PROBLEM DESCRIPTION
Filter this data down to the lines that hold "name", and copy them.

DATA FOR PROCESSING
* * *
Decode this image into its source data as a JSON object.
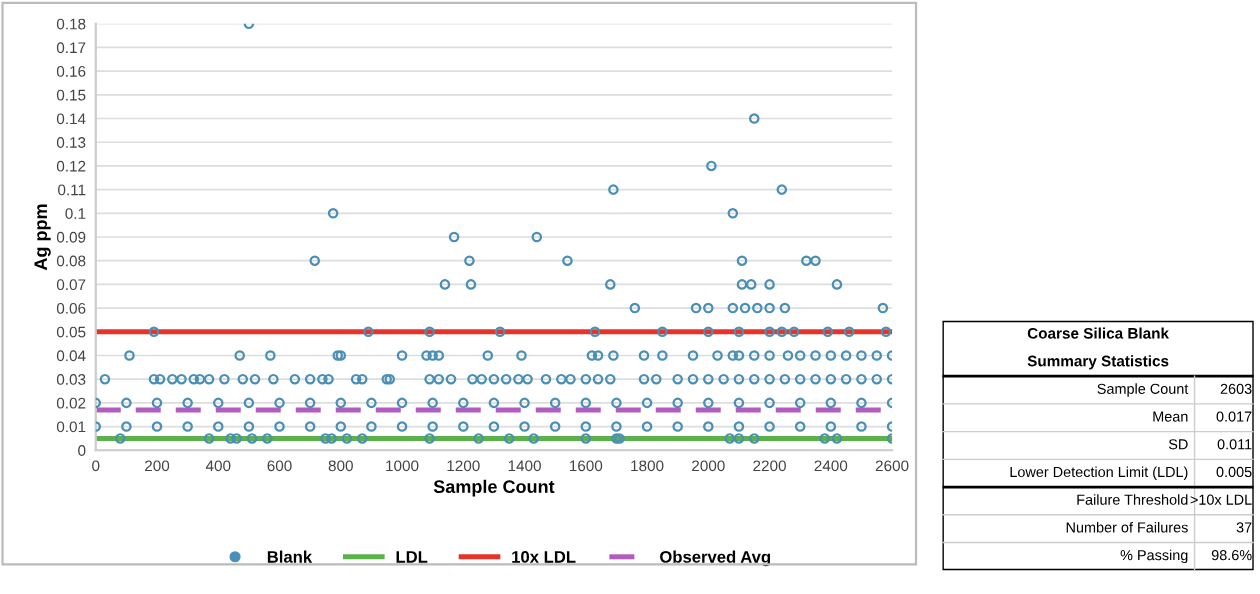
{
  "chart_data": [
    {
      "type": "scatter",
      "xlabel": "Sample Count",
      "ylabel": "Ag ppm",
      "xlim": [
        0,
        2600
      ],
      "xticks": [
        0,
        200,
        400,
        600,
        800,
        1000,
        1200,
        1400,
        1600,
        1800,
        2000,
        2200,
        2400,
        2600
      ],
      "ylim": [
        0,
        0.18
      ],
      "yticks": [
        0,
        0.01,
        0.02,
        0.03,
        0.04,
        0.05,
        0.06,
        0.07,
        0.08,
        0.09,
        0.1,
        0.11,
        0.12,
        0.13,
        0.14,
        0.15,
        0.16,
        0.17,
        0.18
      ],
      "grid": "y",
      "legend": "bottom",
      "series": [
        {
          "name": "Blank",
          "type": "scatter",
          "marker": "circle",
          "color": "#4a8fb5",
          "x": [
            500,
            775,
            715,
            1170,
            1140,
            1220,
            1225,
            1440,
            1540,
            1690,
            1680,
            1760,
            2150,
            2010,
            2240,
            2080,
            2110,
            2320,
            2350,
            2110,
            2140,
            2200,
            2420,
            1960,
            2000,
            2080,
            2120,
            2160,
            2200,
            2250,
            2570,
            190,
            890,
            1090,
            1320,
            1630,
            1850,
            2000,
            2100,
            2200,
            2240,
            2280,
            2390,
            2460,
            2580,
            110,
            470,
            570,
            790,
            800,
            1000,
            1080,
            1100,
            1120,
            1280,
            1390,
            1620,
            1640,
            1690,
            1790,
            1850,
            1950,
            2030,
            2080,
            2100,
            2150,
            2200,
            2260,
            2300,
            2350,
            2400,
            2450,
            2500,
            2550,
            2600,
            30,
            190,
            210,
            250,
            280,
            320,
            340,
            370,
            420,
            480,
            520,
            580,
            650,
            700,
            740,
            760,
            850,
            870,
            950,
            960,
            1090,
            1120,
            1160,
            1230,
            1260,
            1300,
            1340,
            1380,
            1410,
            1470,
            1520,
            1550,
            1600,
            1640,
            1680,
            1790,
            1830,
            1900,
            1950,
            2000,
            2050,
            2100,
            2150,
            2200,
            2250,
            2300,
            2350,
            2400,
            2450,
            2500,
            2550,
            2600,
            0,
            100,
            200,
            300,
            400,
            500,
            600,
            700,
            800,
            900,
            1000,
            1100,
            1200,
            1300,
            1400,
            1500,
            1600,
            1700,
            1800,
            1900,
            2000,
            2100,
            2200,
            2300,
            2400,
            2500,
            2600,
            0,
            100,
            200,
            300,
            400,
            500,
            600,
            700,
            800,
            900,
            1000,
            1100,
            1200,
            1300,
            1400,
            1500,
            1600,
            1700,
            1800,
            1900,
            2000,
            2100,
            2200,
            2300,
            2400,
            2500,
            2600,
            80,
            370,
            440,
            460,
            510,
            560,
            750,
            770,
            820,
            870,
            1090,
            1250,
            1350,
            1430,
            1600,
            1700,
            1710,
            2070,
            2100,
            2150,
            2380,
            2420,
            2600
          ],
          "values": [
            0.18,
            0.1,
            0.08,
            0.09,
            0.07,
            0.08,
            0.07,
            0.09,
            0.08,
            0.11,
            0.07,
            0.06,
            0.14,
            0.12,
            0.11,
            0.1,
            0.08,
            0.08,
            0.08,
            0.07,
            0.07,
            0.07,
            0.07,
            0.06,
            0.06,
            0.06,
            0.06,
            0.06,
            0.06,
            0.06,
            0.06,
            0.05,
            0.05,
            0.05,
            0.05,
            0.05,
            0.05,
            0.05,
            0.05,
            0.05,
            0.05,
            0.05,
            0.05,
            0.05,
            0.05,
            0.04,
            0.04,
            0.04,
            0.04,
            0.04,
            0.04,
            0.04,
            0.04,
            0.04,
            0.04,
            0.04,
            0.04,
            0.04,
            0.04,
            0.04,
            0.04,
            0.04,
            0.04,
            0.04,
            0.04,
            0.04,
            0.04,
            0.04,
            0.04,
            0.04,
            0.04,
            0.04,
            0.04,
            0.04,
            0.04,
            0.03,
            0.03,
            0.03,
            0.03,
            0.03,
            0.03,
            0.03,
            0.03,
            0.03,
            0.03,
            0.03,
            0.03,
            0.03,
            0.03,
            0.03,
            0.03,
            0.03,
            0.03,
            0.03,
            0.03,
            0.03,
            0.03,
            0.03,
            0.03,
            0.03,
            0.03,
            0.03,
            0.03,
            0.03,
            0.03,
            0.03,
            0.03,
            0.03,
            0.03,
            0.03,
            0.03,
            0.03,
            0.03,
            0.03,
            0.03,
            0.03,
            0.03,
            0.03,
            0.03,
            0.03,
            0.03,
            0.03,
            0.03,
            0.03,
            0.03,
            0.03,
            0.03,
            0.02,
            0.02,
            0.02,
            0.02,
            0.02,
            0.02,
            0.02,
            0.02,
            0.02,
            0.02,
            0.02,
            0.02,
            0.02,
            0.02,
            0.02,
            0.02,
            0.02,
            0.02,
            0.02,
            0.02,
            0.02,
            0.02,
            0.02,
            0.02,
            0.02,
            0.02,
            0.02,
            0.01,
            0.01,
            0.01,
            0.01,
            0.01,
            0.01,
            0.01,
            0.01,
            0.01,
            0.01,
            0.01,
            0.01,
            0.01,
            0.01,
            0.01,
            0.01,
            0.01,
            0.01,
            0.01,
            0.01,
            0.01,
            0.01,
            0.01,
            0.01,
            0.01,
            0.01,
            0.01,
            0.005,
            0.005,
            0.005,
            0.005,
            0.005,
            0.005,
            0.005,
            0.005,
            0.005,
            0.005,
            0.005,
            0.005,
            0.005,
            0.005,
            0.005,
            0.005,
            0.005,
            0.005,
            0.005,
            0.005,
            0.005,
            0.005,
            0.005
          ]
        },
        {
          "name": "LDL",
          "type": "line",
          "color": "#5bb14a",
          "line_style": "solid",
          "x": [
            0,
            2600
          ],
          "values": [
            0.005,
            0.005
          ]
        },
        {
          "name": "10x LDL",
          "type": "line",
          "color": "#e8332b",
          "line_style": "solid",
          "x": [
            0,
            2600
          ],
          "values": [
            0.05,
            0.05
          ]
        },
        {
          "name": "Observed Avg",
          "type": "line",
          "color": "#b05cc0",
          "line_style": "dashed",
          "x": [
            0,
            2600
          ],
          "values": [
            0.017,
            0.017
          ]
        }
      ]
    },
    {
      "type": "other",
      "title": "Coarse Silica Blank",
      "subtitle": "Summary Statistics",
      "categories": [
        "Sample Count",
        "Mean",
        "SD",
        "Lower Detection Limit (LDL)",
        "Failure Threshold",
        "Number of Failures",
        "% Passing"
      ],
      "value_labels": [
        "2603",
        "0.017",
        "0.011",
        "0.005",
        ">10x LDL",
        "37",
        "98.6%"
      ]
    }
  ]
}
* * *
WRITTEN RESPONSE
          "name": "Blank",
          "name": "LDL",
          "name": "10x LDL",
          "name": "Observed Avg",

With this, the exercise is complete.